Direction
Copy out each line in the material below that has the word "LNST".

Data extract
# # #
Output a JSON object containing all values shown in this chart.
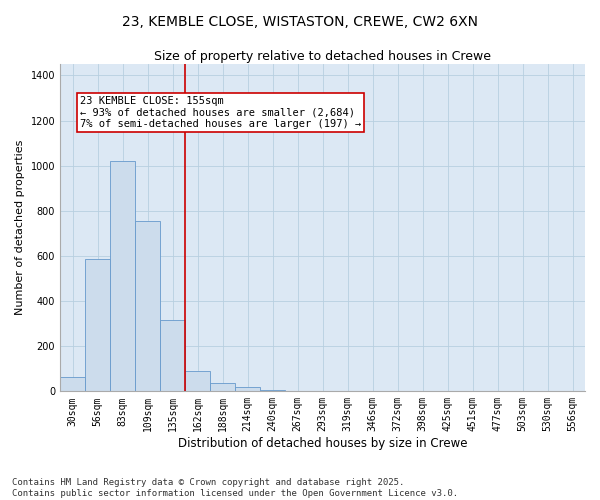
{
  "title_line1": "23, KEMBLE CLOSE, WISTASTON, CREWE, CW2 6XN",
  "title_line2": "Size of property relative to detached houses in Crewe",
  "xlabel": "Distribution of detached houses by size in Crewe",
  "ylabel": "Number of detached properties",
  "categories": [
    "30sqm",
    "56sqm",
    "83sqm",
    "109sqm",
    "135sqm",
    "162sqm",
    "188sqm",
    "214sqm",
    "240sqm",
    "267sqm",
    "293sqm",
    "319sqm",
    "346sqm",
    "372sqm",
    "398sqm",
    "425sqm",
    "451sqm",
    "477sqm",
    "503sqm",
    "530sqm",
    "556sqm"
  ],
  "values": [
    65,
    585,
    1020,
    755,
    315,
    90,
    38,
    18,
    5,
    2,
    1,
    0,
    0,
    0,
    0,
    0,
    0,
    0,
    0,
    0,
    0
  ],
  "bar_color": "#ccdcec",
  "bar_edge_color": "#6699cc",
  "vline_color": "#cc0000",
  "annotation_text": "23 KEMBLE CLOSE: 155sqm\n← 93% of detached houses are smaller (2,684)\n7% of semi-detached houses are larger (197) →",
  "annotation_box_color": "#cc0000",
  "ylim": [
    0,
    1450
  ],
  "yticks": [
    0,
    200,
    400,
    600,
    800,
    1000,
    1200,
    1400
  ],
  "grid_color": "#b8cfe0",
  "background_color": "#dce8f4",
  "footer_text": "Contains HM Land Registry data © Crown copyright and database right 2025.\nContains public sector information licensed under the Open Government Licence v3.0.",
  "title_fontsize": 10,
  "subtitle_fontsize": 9,
  "xlabel_fontsize": 8.5,
  "ylabel_fontsize": 8,
  "tick_fontsize": 7,
  "annotation_fontsize": 7.5,
  "footer_fontsize": 6.5
}
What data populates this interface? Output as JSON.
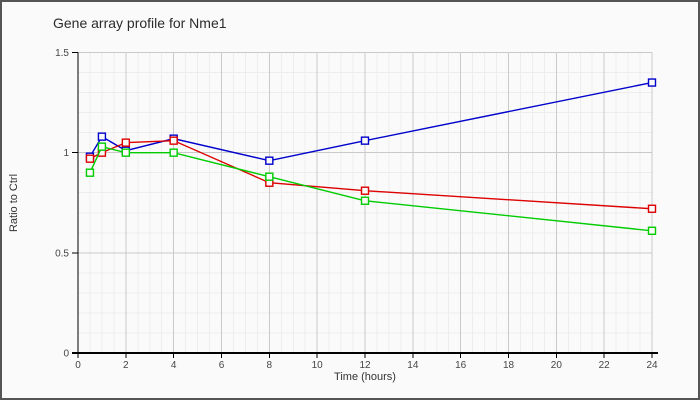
{
  "window": {
    "title": "Gene array profile for Nme1"
  },
  "chart_data": {
    "type": "line",
    "title": "Gene array profile for Nme1",
    "xlabel": "Time (hours)",
    "ylabel": "Ratio to Ctrl",
    "xlim": [
      0,
      24
    ],
    "ylim": [
      0,
      1.5
    ],
    "x_major_ticks": [
      0,
      2,
      4,
      6,
      8,
      10,
      12,
      14,
      16,
      18,
      20,
      22,
      24
    ],
    "x_minor_step": 0.5,
    "y_major_ticks": [
      0,
      0.5,
      1,
      1.5
    ],
    "y_tick_labels": [
      "0",
      "0.5",
      "1",
      "1.5"
    ],
    "y_minor_step": 0.1,
    "grid": "on",
    "legend": "none",
    "marker": "open-square",
    "x": [
      0.5,
      1,
      2,
      4,
      8,
      12,
      24
    ],
    "series": [
      {
        "name": "blue",
        "color": "#0000cc",
        "values": [
          0.98,
          1.08,
          1.01,
          1.07,
          0.96,
          1.06,
          1.35
        ]
      },
      {
        "name": "red",
        "color": "#dd0000",
        "values": [
          0.97,
          1.0,
          1.05,
          1.06,
          0.85,
          0.81,
          0.72
        ]
      },
      {
        "name": "green",
        "color": "#00cc00",
        "values": [
          0.9,
          1.03,
          1.0,
          1.0,
          0.88,
          0.76,
          0.61
        ]
      }
    ],
    "colors": {
      "background": "#fafafa",
      "grid_minor": "#ededed",
      "grid_major": "#c9c9c9",
      "axis": "#000000",
      "tick_text": "#454545",
      "frame_border": "#555555"
    }
  }
}
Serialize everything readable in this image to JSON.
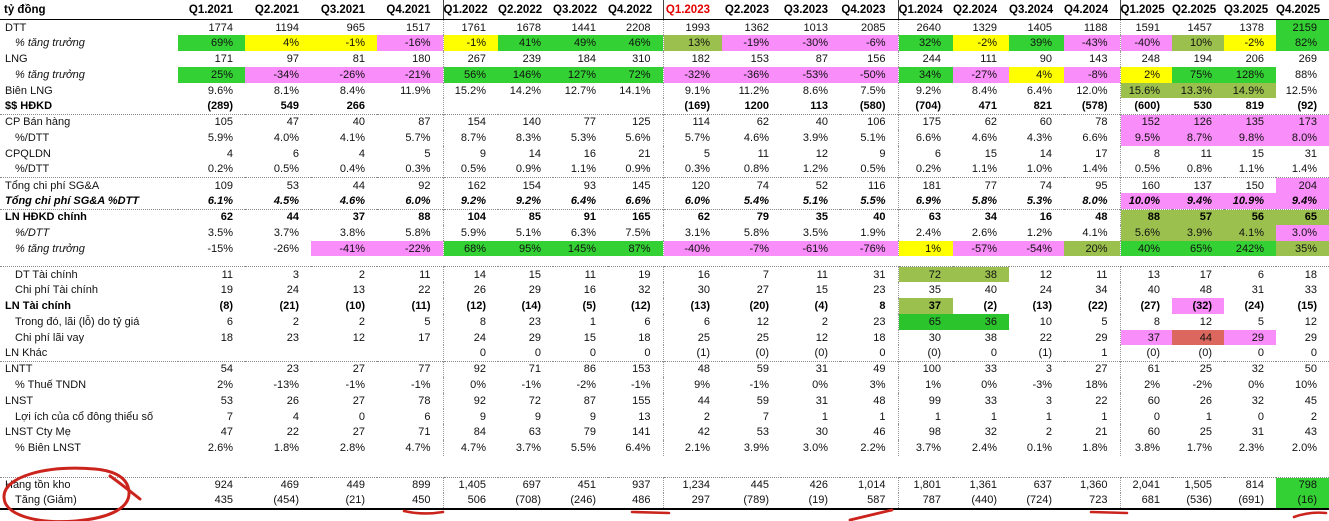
{
  "unit_label": "tỷ đồng",
  "columns": [
    {
      "label": "Q1.2021"
    },
    {
      "label": "Q2.2021"
    },
    {
      "label": "Q3.2021"
    },
    {
      "label": "Q4.2021"
    },
    {
      "label": "Q1.2022"
    },
    {
      "label": "Q2.2022"
    },
    {
      "label": "Q3.2022"
    },
    {
      "label": "Q4.2022"
    },
    {
      "label": "Q1.2023",
      "red": true
    },
    {
      "label": "Q2.2023"
    },
    {
      "label": "Q3.2023"
    },
    {
      "label": "Q4.2023"
    },
    {
      "label": "Q1.2024"
    },
    {
      "label": "Q2.2024"
    },
    {
      "label": "Q3.2024"
    },
    {
      "label": "Q4.2024"
    },
    {
      "label": "Q1.2025"
    },
    {
      "label": "Q2.2025"
    },
    {
      "label": "Q3.2025"
    },
    {
      "label": "Q4.2025"
    }
  ],
  "palette": {
    "g": "#33d133",
    "G": "#2cc42c",
    "o": "#9bc04d",
    "y": "#ffff00",
    "m": "#f98df9",
    "s": "#db675e"
  },
  "header_red_color": "#e50000",
  "rows": [
    {
      "label": "DTT",
      "values": [
        "1774",
        "1194",
        "965",
        "1517",
        "1761",
        "1678",
        "1441",
        "2208",
        "1993",
        "1362",
        "1013",
        "2085",
        "2640",
        "1329",
        "1405",
        "1188",
        "1591",
        "1457",
        "1378",
        "2159"
      ],
      "bg": {
        "19": "g"
      }
    },
    {
      "label": "% tăng trưởng",
      "ind": 1,
      "li": true,
      "values": [
        "69%",
        "4%",
        "-1%",
        "-16%",
        "-1%",
        "41%",
        "49%",
        "46%",
        "13%",
        "-19%",
        "-30%",
        "-6%",
        "32%",
        "-2%",
        "39%",
        "-43%",
        "-40%",
        "10%",
        "-2%",
        "82%"
      ],
      "bg": {
        "0": "g",
        "1": "y",
        "2": "y",
        "3": "m",
        "4": "y",
        "5": "g",
        "6": "g",
        "7": "g",
        "8": "o",
        "9": "m",
        "10": "m",
        "11": "m",
        "12": "g",
        "13": "y",
        "14": "g",
        "15": "m",
        "16": "m",
        "17": "o",
        "18": "y",
        "19": "g"
      }
    },
    {
      "label": "LNG",
      "values": [
        "171",
        "97",
        "81",
        "180",
        "267",
        "239",
        "184",
        "310",
        "182",
        "153",
        "87",
        "156",
        "244",
        "111",
        "90",
        "143",
        "248",
        "194",
        "206",
        "269"
      ]
    },
    {
      "label": "% tăng trưởng",
      "ind": 1,
      "li": true,
      "values": [
        "25%",
        "-34%",
        "-26%",
        "-21%",
        "56%",
        "146%",
        "127%",
        "72%",
        "-32%",
        "-36%",
        "-53%",
        "-50%",
        "34%",
        "-27%",
        "4%",
        "-8%",
        "2%",
        "75%",
        "128%",
        "88%"
      ],
      "bg": {
        "0": "g",
        "1": "m",
        "2": "m",
        "3": "m",
        "4": "g",
        "5": "g",
        "6": "g",
        "7": "g",
        "8": "m",
        "9": "m",
        "10": "m",
        "11": "m",
        "12": "g",
        "13": "m",
        "14": "y",
        "15": "m",
        "16": "y",
        "17": "g",
        "18": "g"
      }
    },
    {
      "label": "Biên LNG",
      "values": [
        "9.6%",
        "8.1%",
        "8.4%",
        "11.9%",
        "15.2%",
        "14.2%",
        "12.7%",
        "14.1%",
        "9.1%",
        "11.2%",
        "8.6%",
        "7.5%",
        "9.2%",
        "8.4%",
        "6.4%",
        "12.0%",
        "15.6%",
        "13.3%",
        "14.9%",
        "12.5%"
      ],
      "bg": {
        "16": "o",
        "17": "o",
        "18": "o"
      }
    },
    {
      "label": "$$ HĐKD",
      "b": true,
      "values": [
        "(289)",
        "549",
        "266",
        "",
        "",
        "",
        "",
        "",
        "(169)",
        "1200",
        "113",
        "(580)",
        "(704)",
        "471",
        "821",
        "(578)",
        "(600)",
        "530",
        "819",
        "(92)"
      ]
    },
    {
      "label": "CP Bán hàng",
      "top": true,
      "values": [
        "105",
        "47",
        "40",
        "87",
        "154",
        "140",
        "77",
        "125",
        "114",
        "62",
        "40",
        "106",
        "175",
        "62",
        "60",
        "78",
        "152",
        "126",
        "135",
        "173"
      ],
      "bg": {
        "16": "m",
        "17": "m",
        "18": "m",
        "19": "m"
      }
    },
    {
      "label": "%/DTT",
      "ind": 1,
      "values": [
        "5.9%",
        "4.0%",
        "4.1%",
        "5.7%",
        "8.7%",
        "8.3%",
        "5.3%",
        "5.6%",
        "5.7%",
        "4.6%",
        "3.9%",
        "5.1%",
        "6.6%",
        "4.6%",
        "4.3%",
        "6.6%",
        "9.5%",
        "8.7%",
        "9.8%",
        "8.0%"
      ],
      "bg": {
        "16": "m",
        "17": "m",
        "18": "m",
        "19": "m"
      }
    },
    {
      "label": "CPQLDN",
      "values": [
        "4",
        "6",
        "4",
        "5",
        "9",
        "14",
        "16",
        "21",
        "5",
        "11",
        "12",
        "9",
        "6",
        "15",
        "14",
        "17",
        "8",
        "11",
        "15",
        "31"
      ]
    },
    {
      "label": "%/DTT",
      "ind": 1,
      "values": [
        "0.2%",
        "0.5%",
        "0.4%",
        "0.3%",
        "0.5%",
        "0.9%",
        "1.1%",
        "0.9%",
        "0.3%",
        "0.8%",
        "1.2%",
        "0.5%",
        "0.2%",
        "1.1%",
        "1.0%",
        "1.4%",
        "0.5%",
        "0.8%",
        "1.1%",
        "1.4%"
      ]
    },
    {
      "label": "Tổng chi phí SG&A",
      "top": true,
      "values": [
        "109",
        "53",
        "44",
        "92",
        "162",
        "154",
        "93",
        "145",
        "120",
        "74",
        "52",
        "116",
        "181",
        "77",
        "74",
        "95",
        "160",
        "137",
        "150",
        "204"
      ],
      "bg": {
        "19": "m"
      }
    },
    {
      "label": "Tổng chi phí SG&A %DTT",
      "bi": true,
      "values": [
        "6.1%",
        "4.5%",
        "4.6%",
        "6.0%",
        "9.2%",
        "9.2%",
        "6.4%",
        "6.6%",
        "6.0%",
        "5.4%",
        "5.1%",
        "5.5%",
        "6.9%",
        "5.8%",
        "5.3%",
        "8.0%",
        "10.0%",
        "9.4%",
        "10.9%",
        "9.4%"
      ],
      "bg": {
        "16": "m",
        "17": "m",
        "18": "m",
        "19": "m"
      }
    },
    {
      "label": "LN HĐKD chính",
      "b": true,
      "top": true,
      "values": [
        "62",
        "44",
        "37",
        "88",
        "104",
        "85",
        "91",
        "165",
        "62",
        "79",
        "35",
        "40",
        "63",
        "34",
        "16",
        "48",
        "88",
        "57",
        "56",
        "65"
      ],
      "bg": {
        "16": "o",
        "17": "o",
        "18": "o",
        "19": "o"
      }
    },
    {
      "label": "%/DTT",
      "ind": 1,
      "li": true,
      "values": [
        "3.5%",
        "3.7%",
        "3.8%",
        "5.8%",
        "5.9%",
        "5.1%",
        "6.3%",
        "7.5%",
        "3.1%",
        "5.8%",
        "3.5%",
        "1.9%",
        "2.4%",
        "2.6%",
        "1.2%",
        "4.1%",
        "5.6%",
        "3.9%",
        "4.1%",
        "3.0%"
      ],
      "bg": {
        "16": "o",
        "17": "o",
        "18": "o",
        "19": "m"
      }
    },
    {
      "label": "% tăng trưởng",
      "ind": 1,
      "li": true,
      "values": [
        "-15%",
        "-26%",
        "-41%",
        "-22%",
        "68%",
        "95%",
        "145%",
        "87%",
        "-40%",
        "-7%",
        "-61%",
        "-76%",
        "1%",
        "-57%",
        "-54%",
        "20%",
        "40%",
        "65%",
        "242%",
        "35%"
      ],
      "bg": {
        "2": "m",
        "3": "m",
        "4": "g",
        "5": "g",
        "6": "g",
        "7": "g",
        "8": "m",
        "9": "m",
        "10": "m",
        "11": "m",
        "12": "y",
        "13": "m",
        "14": "m",
        "15": "o",
        "16": "g",
        "17": "g",
        "18": "g",
        "19": "o"
      }
    },
    {
      "gap": 10
    },
    {
      "label": "DT Tài chính",
      "ind": 1,
      "top": true,
      "values": [
        "11",
        "3",
        "2",
        "11",
        "14",
        "15",
        "11",
        "19",
        "16",
        "7",
        "11",
        "31",
        "72",
        "38",
        "12",
        "11",
        "13",
        "17",
        "6",
        "18"
      ],
      "bg": {
        "12": "o",
        "13": "o"
      }
    },
    {
      "label": "Chi phí Tài chính",
      "ind": 1,
      "values": [
        "19",
        "24",
        "13",
        "22",
        "26",
        "29",
        "16",
        "32",
        "30",
        "27",
        "15",
        "23",
        "35",
        "40",
        "24",
        "34",
        "40",
        "48",
        "31",
        "33"
      ]
    },
    {
      "label": "LN Tài chính",
      "b": true,
      "values": [
        "(8)",
        "(21)",
        "(10)",
        "(11)",
        "(12)",
        "(14)",
        "(5)",
        "(12)",
        "(13)",
        "(20)",
        "(4)",
        "8",
        "37",
        "(2)",
        "(13)",
        "(22)",
        "(27)",
        "(32)",
        "(24)",
        "(15)"
      ],
      "bg": {
        "12": "o",
        "17": "m"
      }
    },
    {
      "label": "Trong đó, lãi (lỗ) do tỷ giá",
      "ind": 1,
      "values": [
        "6",
        "2",
        "2",
        "5",
        "8",
        "23",
        "1",
        "6",
        "6",
        "12",
        "2",
        "23",
        "65",
        "36",
        "10",
        "5",
        "8",
        "12",
        "5",
        "12"
      ],
      "bg": {
        "12": "G",
        "13": "G"
      }
    },
    {
      "label": "Chi phí lãi vay",
      "ind": 1,
      "values": [
        "18",
        "23",
        "12",
        "17",
        "24",
        "29",
        "15",
        "18",
        "25",
        "25",
        "12",
        "18",
        "30",
        "38",
        "22",
        "29",
        "37",
        "44",
        "29",
        "29"
      ],
      "bg": {
        "16": "m",
        "17": "s",
        "18": "m"
      }
    },
    {
      "label": "LN Khác",
      "values": [
        "",
        "",
        "",
        "",
        "0",
        "0",
        "0",
        "0",
        "(1)",
        "(0)",
        "(0)",
        "0",
        "(0)",
        "0",
        "(1)",
        "1",
        "(0)",
        "(0)",
        "0",
        "0"
      ]
    },
    {
      "label": "LNTT",
      "top": true,
      "values": [
        "54",
        "23",
        "27",
        "77",
        "92",
        "71",
        "86",
        "153",
        "48",
        "59",
        "31",
        "49",
        "100",
        "33",
        "3",
        "27",
        "61",
        "25",
        "32",
        "50"
      ]
    },
    {
      "label": "% Thuế TNDN",
      "ind": 1,
      "values": [
        "2%",
        "-13%",
        "-1%",
        "-1%",
        "0%",
        "-1%",
        "-2%",
        "-1%",
        "9%",
        "-1%",
        "0%",
        "3%",
        "1%",
        "0%",
        "-3%",
        "18%",
        "2%",
        "-2%",
        "0%",
        "10%"
      ]
    },
    {
      "label": "LNST",
      "values": [
        "53",
        "26",
        "27",
        "78",
        "92",
        "72",
        "87",
        "155",
        "44",
        "59",
        "31",
        "48",
        "99",
        "33",
        "3",
        "22",
        "60",
        "26",
        "32",
        "45"
      ]
    },
    {
      "label": "Lợi ích của cổ đông thiểu số",
      "ind": 1,
      "values": [
        "7",
        "4",
        "0",
        "6",
        "9",
        "9",
        "9",
        "13",
        "2",
        "7",
        "1",
        "1",
        "1",
        "1",
        "1",
        "1",
        "0",
        "1",
        "0",
        "2"
      ]
    },
    {
      "label": "LNST Cty Mẹ",
      "values": [
        "47",
        "22",
        "27",
        "71",
        "84",
        "63",
        "79",
        "141",
        "42",
        "53",
        "30",
        "46",
        "98",
        "32",
        "2",
        "21",
        "60",
        "25",
        "31",
        "43"
      ]
    },
    {
      "label": "% Biên LNST",
      "ind": 1,
      "values": [
        "2.6%",
        "1.8%",
        "2.8%",
        "4.7%",
        "4.7%",
        "3.7%",
        "5.5%",
        "6.4%",
        "2.1%",
        "3.9%",
        "3.0%",
        "2.2%",
        "3.7%",
        "2.4%",
        "0.1%",
        "1.8%",
        "3.8%",
        "1.7%",
        "2.3%",
        "2.0%"
      ]
    },
    {
      "gap": 21
    },
    {
      "label": "Hàng tồn kho",
      "top": true,
      "values": [
        "924",
        "469",
        "449",
        "899",
        "1,405",
        "697",
        "451",
        "937",
        "1,234",
        "445",
        "426",
        "1,014",
        "1,801",
        "1,361",
        "637",
        "1,360",
        "2,041",
        "1,505",
        "814",
        "798"
      ],
      "bg": {
        "19": "g"
      }
    },
    {
      "label": "Tăng (Giảm)",
      "ind": 1,
      "bot": true,
      "values": [
        "435",
        "(454)",
        "(21)",
        "450",
        "506",
        "(708)",
        "(246)",
        "486",
        "297",
        "(789)",
        "(19)",
        "587",
        "787",
        "(440)",
        "(724)",
        "723",
        "681",
        "(536)",
        "(691)",
        "(16)"
      ],
      "bg": {
        "19": "g"
      }
    }
  ],
  "annotations": {
    "pen_color": "#cb241c"
  }
}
# # #
Final result
      "label": "LNST",
      "label": "LNST Cty Mẹ",
      "label": "% Biên LNST",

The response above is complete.